The task: Repeat the material below word for word and leave out all pictures.

Recorded information:

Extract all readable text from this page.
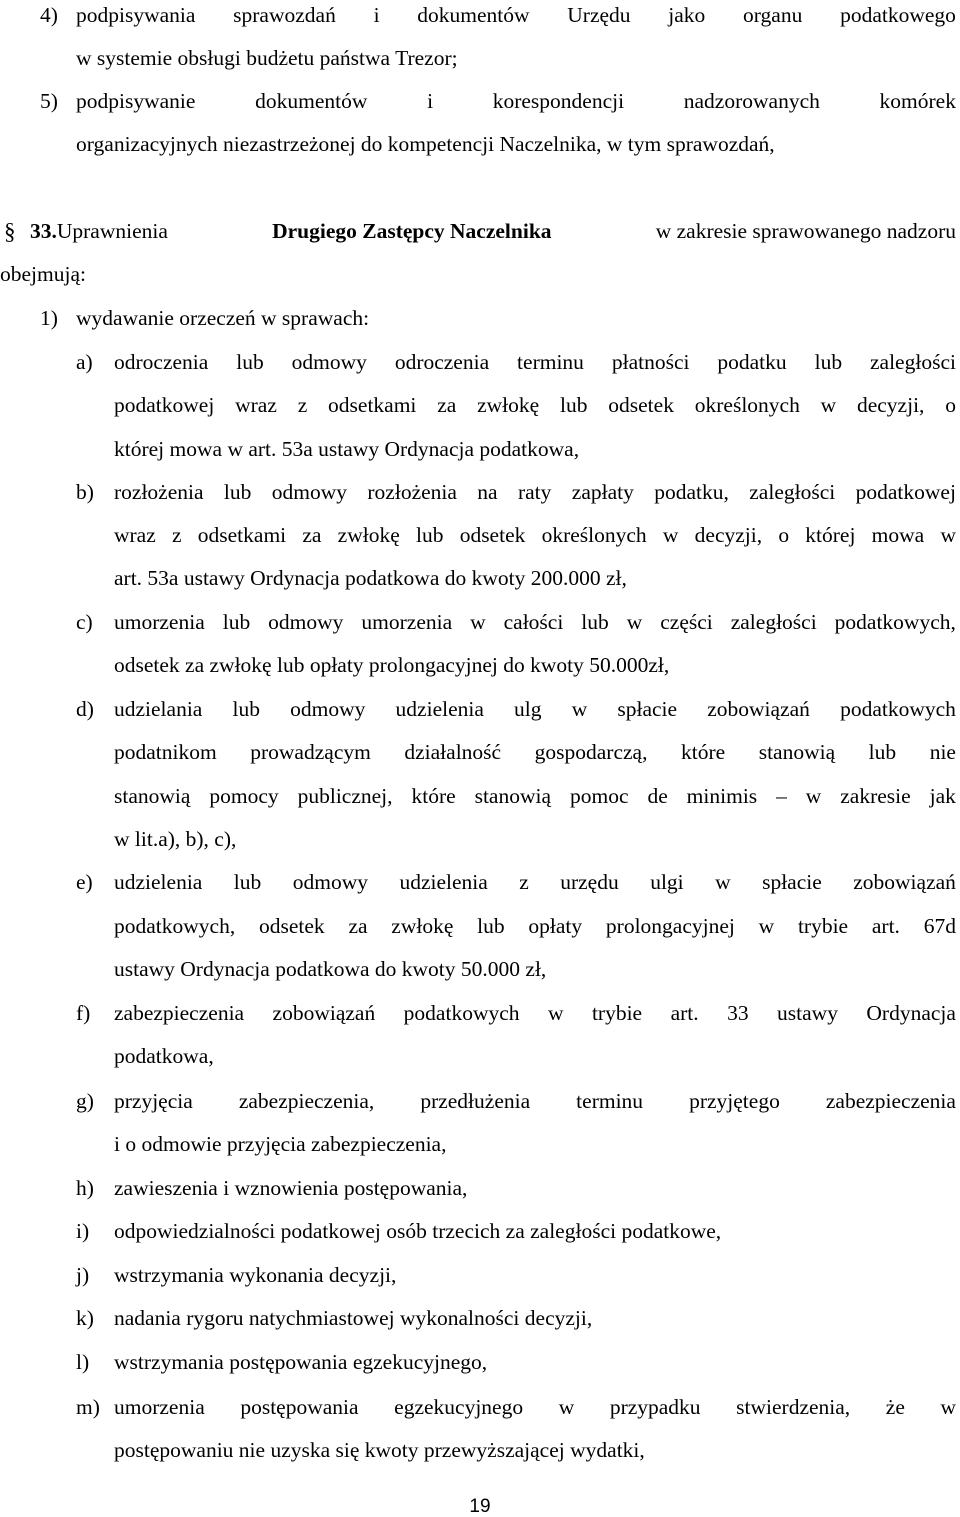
4) podpisywania sprawozdań i dokumentów Urzędu jako organu podatkowego
w systemie obsługi budżetu państwa Trezor;
5) podpisywanie	dokumentów	i	korespondencji	nadzorowanych	komórek
organizacyjnych niezastrzeżonej do kompetencji Naczelnika, w tym sprawozdań,
§ 33.Uprawnienia	Drugiego Zastępcy Naczelnika	w zakresie sprawowanego nadzoru
obejmują:
1) wydawanie orzeczeń w sprawach:
a) odroczenia lub odmowy odroczenia terminu płatności podatku lub zaległości
podatkowej wraz z odsetkami za zwłokę lub odsetek określonych w decyzji, o
której mowa w art. 53a ustawy Ordynacja podatkowa,
b) rozłożenia lub odmowy rozłożenia na raty zapłaty podatku, zaległości podatkowej
wraz z odsetkami za zwłokę lub odsetek określonych w decyzji, o której mowa w
art. 53a ustawy Ordynacja podatkowa do kwoty 200.000 zł,
c) umorzenia lub odmowy umorzenia w całości lub w części zaległości podatkowych,
odsetek za zwłokę lub opłaty prolongacyjnej do kwoty 50.000zł,
d) udzielania lub odmowy udzielenia ulg w spłacie zobowiązań podatkowych
podatnikom prowadzącym działalność gospodarczą, które stanowią lub nie
stanowią pomocy publicznej, które stanowią pomoc de minimis – w zakresie jak
w lit.a), b), c),
e) udzielenia lub odmowy udzielenia z urzędu ulgi w spłacie zobowiązań
podatkowych, odsetek za zwłokę lub opłaty prolongacyjnej w trybie art. 67d
ustawy Ordynacja podatkowa do kwoty 50.000 zł,
f) zabezpieczenia zobowiązań podatkowych w trybie art. 33 ustawy Ordynacja
podatkowa,
g) przyjęcia zabezpieczenia, przedłużenia terminu przyjętego zabezpieczenia
i o odmowie przyjęcia zabezpieczenia,
h) zawieszenia i wznowienia postępowania,
i) odpowiedzialności podatkowej osób trzecich za zaległości podatkowe,
j) wstrzymania wykonania decyzji,
k) nadania rygoru natychmiastowej wykonalności decyzji,
l) wstrzymania postępowania egzekucyjnego,
m) umorzenia postępowania egzekucyjnego w przypadku stwierdzenia, że w
postępowaniu nie uzyska się kwoty przewyższającej wydatki,
19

Answer to this exercise:
Extract all readable text from this page.
4) podpisywania sprawozdań i dokumentów Urzędu jako organu podatkowego
w systemie obsługi budżetu państwa Trezor;
5) podpisywanie	dokumentów	i	korespondencji	nadzorowanych	komórek
organizacyjnych niezastrzeżonej do kompetencji Naczelnika, w tym sprawozdań,
§ 33.Uprawnienia	Drugiego Zastępcy Naczelnika	w zakresie sprawowanego nadzoru
obejmują:
1) wydawanie orzeczeń w sprawach:
a) odroczenia lub odmowy odroczenia terminu płatności podatku lub zaległości
podatkowej wraz z odsetkami za zwłokę lub odsetek określonych w decyzji, o
której mowa w art. 53a ustawy Ordynacja podatkowa,
b) rozłożenia lub odmowy rozłożenia na raty zapłaty podatku, zaległości podatkowej
wraz z odsetkami za zwłokę lub odsetek określonych w decyzji, o której mowa w
art. 53a ustawy Ordynacja podatkowa do kwoty 200.000 zł,
c) umorzenia lub odmowy umorzenia w całości lub w części zaległości podatkowych,
odsetek za zwłokę lub opłaty prolongacyjnej do kwoty 50.000zł,
d) udzielania lub odmowy udzielenia ulg w spłacie zobowiązań podatkowych
podatnikom prowadzącym działalność gospodarczą, które stanowią lub nie
stanowią pomocy publicznej, które stanowią pomoc de minimis – w zakresie jak
w lit.a), b), c),
e) udzielenia lub odmowy udzielenia z urzędu ulgi w spłacie zobowiązań
podatkowych, odsetek za zwłokę lub opłaty prolongacyjnej w trybie art. 67d
ustawy Ordynacja podatkowa do kwoty 50.000 zł,
f) zabezpieczenia zobowiązań podatkowych w trybie art. 33 ustawy Ordynacja
podatkowa,
g) przyjęcia zabezpieczenia, przedłużenia terminu przyjętego zabezpieczenia
i o odmowie przyjęcia zabezpieczenia,
h) zawieszenia i wznowienia postępowania,
i) odpowiedzialności podatkowej osób trzecich za zaległości podatkowe,
j) wstrzymania wykonania decyzji,
k) nadania rygoru natychmiastowej wykonalności decyzji,
l) wstrzymania postępowania egzekucyjnego,
m) umorzenia postępowania egzekucyjnego w przypadku stwierdzenia, że w
postępowaniu nie uzyska się kwoty przewyższającej wydatki,
19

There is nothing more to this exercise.